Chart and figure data
........

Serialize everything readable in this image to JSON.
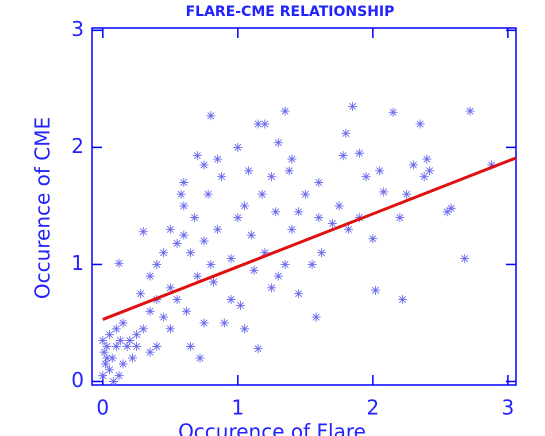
{
  "chart_data": {
    "type": "scatter",
    "title": "FLARE-CME RELATIONSHIP",
    "x_label": "Occurence of Flare",
    "y_label": "Occurence of CME",
    "xlim": [
      -0.08,
      3.06
    ],
    "ylim": [
      -0.03,
      3.02
    ],
    "xticks": [
      0,
      1,
      2,
      3
    ],
    "yticks": [
      0,
      1,
      2,
      3
    ],
    "axis_color": "#0000ff",
    "series": [
      {
        "style": "markers",
        "color": "#6a6aee",
        "x": [
          0.0,
          0.02,
          0.01,
          0.03,
          0.0,
          0.05,
          0.07,
          0.1,
          0.12,
          0.15,
          0.05,
          0.1,
          0.15,
          0.2,
          0.22,
          0.25,
          0.18,
          0.08,
          0.03,
          0.13,
          0.12,
          0.3,
          0.28,
          0.3,
          0.35,
          0.35,
          0.4,
          0.4,
          0.45,
          0.45,
          0.5,
          0.5,
          0.55,
          0.55,
          0.58,
          0.6,
          0.6,
          0.62,
          0.65,
          0.65,
          0.68,
          0.7,
          0.7,
          0.72,
          0.75,
          0.75,
          0.78,
          0.8,
          0.8,
          0.82,
          0.85,
          0.85,
          0.88,
          0.9,
          0.95,
          1.0,
          1.0,
          1.02,
          1.05,
          1.08,
          1.1,
          1.12,
          1.15,
          1.15,
          1.18,
          1.2,
          1.2,
          1.25,
          1.25,
          1.28,
          1.3,
          1.3,
          1.35,
          1.38,
          1.4,
          1.4,
          1.45,
          1.5,
          1.55,
          1.58,
          1.6,
          1.62,
          1.7,
          1.75,
          1.78,
          1.8,
          1.85,
          1.82,
          1.9,
          1.95,
          2.0,
          2.02,
          2.05,
          2.08,
          2.15,
          2.2,
          2.22,
          2.25,
          2.3,
          2.35,
          2.38,
          2.4,
          2.42,
          2.55,
          2.58,
          2.68,
          2.72,
          2.88,
          1.9,
          0.95,
          1.05,
          0.5,
          0.4,
          0.25,
          0.35,
          0.6,
          0.75,
          1.35,
          1.45,
          1.6
        ],
        "values": [
          0.05,
          0.15,
          0.25,
          0.3,
          0.35,
          0.1,
          0.2,
          0.3,
          0.05,
          0.15,
          0.4,
          0.45,
          0.5,
          0.35,
          0.2,
          0.4,
          0.3,
          0.0,
          0.2,
          0.35,
          1.01,
          1.28,
          0.75,
          0.45,
          0.6,
          0.9,
          1.0,
          0.3,
          1.1,
          0.55,
          1.3,
          0.45,
          1.18,
          0.7,
          1.6,
          1.5,
          1.7,
          0.6,
          1.1,
          0.3,
          1.4,
          1.93,
          0.9,
          0.2,
          1.85,
          1.2,
          1.6,
          2.27,
          1.0,
          0.85,
          1.9,
          1.3,
          1.75,
          0.5,
          0.7,
          2.0,
          1.4,
          0.65,
          1.5,
          1.8,
          1.25,
          0.95,
          2.2,
          0.28,
          1.6,
          2.2,
          1.1,
          1.75,
          0.8,
          1.45,
          0.9,
          2.04,
          2.31,
          1.8,
          1.9,
          1.3,
          0.75,
          1.6,
          1.0,
          0.55,
          1.7,
          1.1,
          1.35,
          1.5,
          1.93,
          2.12,
          2.35,
          1.3,
          1.4,
          1.75,
          1.22,
          0.78,
          1.8,
          1.62,
          2.3,
          1.4,
          0.7,
          1.6,
          1.85,
          2.2,
          1.75,
          1.9,
          1.8,
          1.45,
          1.48,
          1.05,
          2.31,
          1.85,
          1.95,
          1.05,
          0.45,
          0.8,
          0.7,
          0.3,
          0.25,
          1.25,
          0.5,
          1.0,
          1.45,
          1.4
        ]
      },
      {
        "style": "line",
        "color": "#e01010",
        "x": [
          0,
          3.06
        ],
        "values": [
          0.53,
          1.91
        ]
      }
    ]
  }
}
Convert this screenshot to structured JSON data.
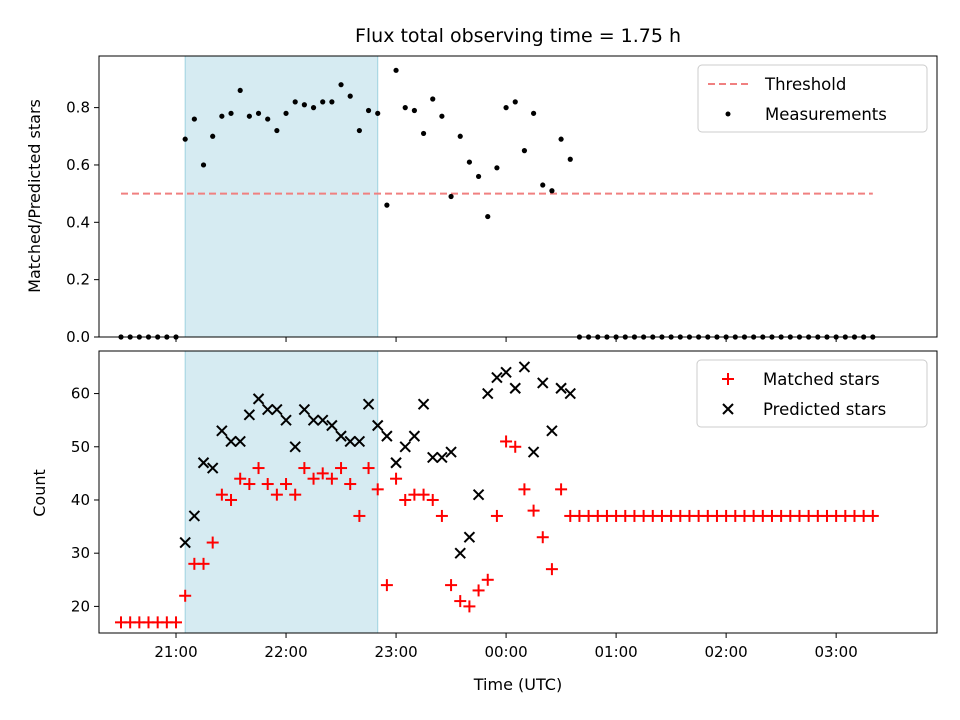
{
  "chart_data": [
    {
      "type": "scatter",
      "title": "Flux total observing time = 1.75 h",
      "ylabel": "Matched/Predicted stars",
      "xlabel": "",
      "ylim": [
        0,
        0.98
      ],
      "yticks": [
        0.0,
        0.2,
        0.4,
        0.6,
        0.8
      ],
      "ytick_labels": [
        "0.0",
        "0.2",
        "0.4",
        "0.6",
        "0.8"
      ],
      "xlim": [
        "20:18",
        "03:55"
      ],
      "shaded_interval": [
        "21:05",
        "22:50"
      ],
      "legend": {
        "placement": "top-right",
        "entries": [
          "Threshold",
          "Measurements"
        ]
      },
      "series": [
        {
          "name": "Threshold",
          "kind": "dashed-line",
          "color": "#f08080",
          "x": [
            "20:30",
            "03:20"
          ],
          "y": [
            0.5,
            0.5
          ]
        },
        {
          "name": "Measurements",
          "kind": "points",
          "color": "#000000",
          "x": [
            "20:30",
            "20:35",
            "20:40",
            "20:45",
            "20:50",
            "20:55",
            "21:00",
            "21:05",
            "21:10",
            "21:15",
            "21:20",
            "21:25",
            "21:30",
            "21:35",
            "21:40",
            "21:45",
            "21:50",
            "21:55",
            "22:00",
            "22:05",
            "22:10",
            "22:15",
            "22:20",
            "22:25",
            "22:30",
            "22:35",
            "22:40",
            "22:45",
            "22:50",
            "22:55",
            "23:00",
            "23:05",
            "23:10",
            "23:15",
            "23:20",
            "23:25",
            "23:30",
            "23:35",
            "23:40",
            "23:45",
            "23:50",
            "23:55",
            "00:00",
            "00:05",
            "00:10",
            "00:15",
            "00:20",
            "00:25",
            "00:30",
            "00:35",
            "00:40",
            "00:45",
            "00:50",
            "00:55",
            "01:00",
            "01:05",
            "01:10",
            "01:15",
            "01:20",
            "01:25",
            "01:30",
            "01:35",
            "01:40",
            "01:45",
            "01:50",
            "01:55",
            "02:00",
            "02:05",
            "02:10",
            "02:15",
            "02:20",
            "02:25",
            "02:30",
            "02:35",
            "02:40",
            "02:45",
            "02:50",
            "02:55",
            "03:00",
            "03:05",
            "03:10",
            "03:15",
            "03:20"
          ],
          "y": [
            0,
            0,
            0,
            0,
            0,
            0,
            0,
            0.69,
            0.76,
            0.6,
            0.7,
            0.77,
            0.78,
            0.86,
            0.77,
            0.78,
            0.76,
            0.72,
            0.78,
            0.82,
            0.81,
            0.8,
            0.82,
            0.82,
            0.88,
            0.84,
            0.72,
            0.79,
            0.78,
            0.46,
            0.93,
            0.8,
            0.79,
            0.71,
            0.83,
            0.77,
            0.49,
            0.7,
            0.61,
            0.56,
            0.42,
            0.59,
            0.8,
            0.82,
            0.65,
            0.78,
            0.53,
            0.51,
            0.69,
            0.62,
            0,
            0,
            0,
            0,
            0,
            0,
            0,
            0,
            0,
            0,
            0,
            0,
            0,
            0,
            0,
            0,
            0,
            0,
            0,
            0,
            0,
            0,
            0,
            0,
            0,
            0,
            0,
            0,
            0,
            0,
            0,
            0,
            0
          ]
        }
      ]
    },
    {
      "type": "scatter",
      "title": "",
      "xlabel": "Time (UTC)",
      "ylabel": "Count",
      "ylim": [
        15,
        68
      ],
      "yticks": [
        20,
        30,
        40,
        50,
        60
      ],
      "ytick_labels": [
        "20",
        "30",
        "40",
        "50",
        "60"
      ],
      "xlim": [
        "20:18",
        "03:55"
      ],
      "xticks": [
        "21:00",
        "22:00",
        "23:00",
        "00:00",
        "01:00",
        "02:00",
        "03:00"
      ],
      "xtick_labels": [
        "21:00",
        "22:00",
        "23:00",
        "00:00",
        "01:00",
        "02:00",
        "03:00"
      ],
      "shaded_interval": [
        "21:05",
        "22:50"
      ],
      "legend": {
        "placement": "top-right",
        "entries": [
          "Matched stars",
          "Predicted stars"
        ]
      },
      "series": [
        {
          "name": "Matched stars",
          "marker": "plus",
          "color": "#ff0000",
          "x": [
            "20:30",
            "20:35",
            "20:40",
            "20:45",
            "20:50",
            "20:55",
            "21:00",
            "21:05",
            "21:10",
            "21:15",
            "21:20",
            "21:25",
            "21:30",
            "21:35",
            "21:40",
            "21:45",
            "21:50",
            "21:55",
            "22:00",
            "22:05",
            "22:10",
            "22:15",
            "22:20",
            "22:25",
            "22:30",
            "22:35",
            "22:40",
            "22:45",
            "22:50",
            "22:55",
            "23:00",
            "23:05",
            "23:10",
            "23:15",
            "23:20",
            "23:25",
            "23:30",
            "23:35",
            "23:40",
            "23:45",
            "23:50",
            "23:55",
            "00:00",
            "00:05",
            "00:10",
            "00:15",
            "00:20",
            "00:25",
            "00:30",
            "00:35",
            "00:40",
            "00:45",
            "00:50",
            "00:55",
            "01:00",
            "01:05",
            "01:10",
            "01:15",
            "01:20",
            "01:25",
            "01:30",
            "01:35",
            "01:40",
            "01:45",
            "01:50",
            "01:55",
            "02:00",
            "02:05",
            "02:10",
            "02:15",
            "02:20",
            "02:25",
            "02:30",
            "02:35",
            "02:40",
            "02:45",
            "02:50",
            "02:55",
            "03:00",
            "03:05",
            "03:10",
            "03:15",
            "03:20"
          ],
          "y": [
            17,
            17,
            17,
            17,
            17,
            17,
            17,
            22,
            28,
            28,
            32,
            41,
            40,
            44,
            43,
            46,
            43,
            41,
            43,
            41,
            46,
            44,
            45,
            44,
            46,
            43,
            37,
            46,
            42,
            24,
            44,
            40,
            41,
            41,
            40,
            37,
            24,
            21,
            20,
            23,
            25,
            37,
            51,
            50,
            42,
            38,
            33,
            27,
            42,
            37,
            37,
            37,
            37,
            37,
            37,
            37,
            37,
            37,
            37,
            37,
            37,
            37,
            37,
            37,
            37,
            37,
            37,
            37,
            37,
            37,
            37,
            37,
            37,
            37,
            37,
            37,
            37,
            37,
            37,
            37,
            37,
            37,
            37
          ]
        },
        {
          "name": "Predicted stars",
          "marker": "x",
          "color": "#000000",
          "x": [
            "21:05",
            "21:10",
            "21:15",
            "21:20",
            "21:25",
            "21:30",
            "21:35",
            "21:40",
            "21:45",
            "21:50",
            "21:55",
            "22:00",
            "22:05",
            "22:10",
            "22:15",
            "22:20",
            "22:25",
            "22:30",
            "22:35",
            "22:40",
            "22:45",
            "22:50",
            "22:55",
            "23:00",
            "23:05",
            "23:10",
            "23:15",
            "23:20",
            "23:25",
            "23:30",
            "23:35",
            "23:40",
            "23:45",
            "23:50",
            "23:55",
            "00:00",
            "00:05",
            "00:10",
            "00:15",
            "00:20",
            "00:25",
            "00:30",
            "00:35"
          ],
          "y": [
            32,
            37,
            47,
            46,
            53,
            51,
            51,
            56,
            59,
            57,
            57,
            55,
            50,
            57,
            55,
            55,
            54,
            52,
            51,
            51,
            58,
            54,
            52,
            47,
            50,
            52,
            58,
            48,
            48,
            49,
            30,
            33,
            41,
            60,
            63,
            64,
            61,
            65,
            49,
            62,
            53,
            61,
            60
          ]
        }
      ]
    }
  ]
}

........

Gather and return every line that holds the string "Occurence".

    "x_label": "Occurence of Flare",
    "y_label": "Occurence of CME",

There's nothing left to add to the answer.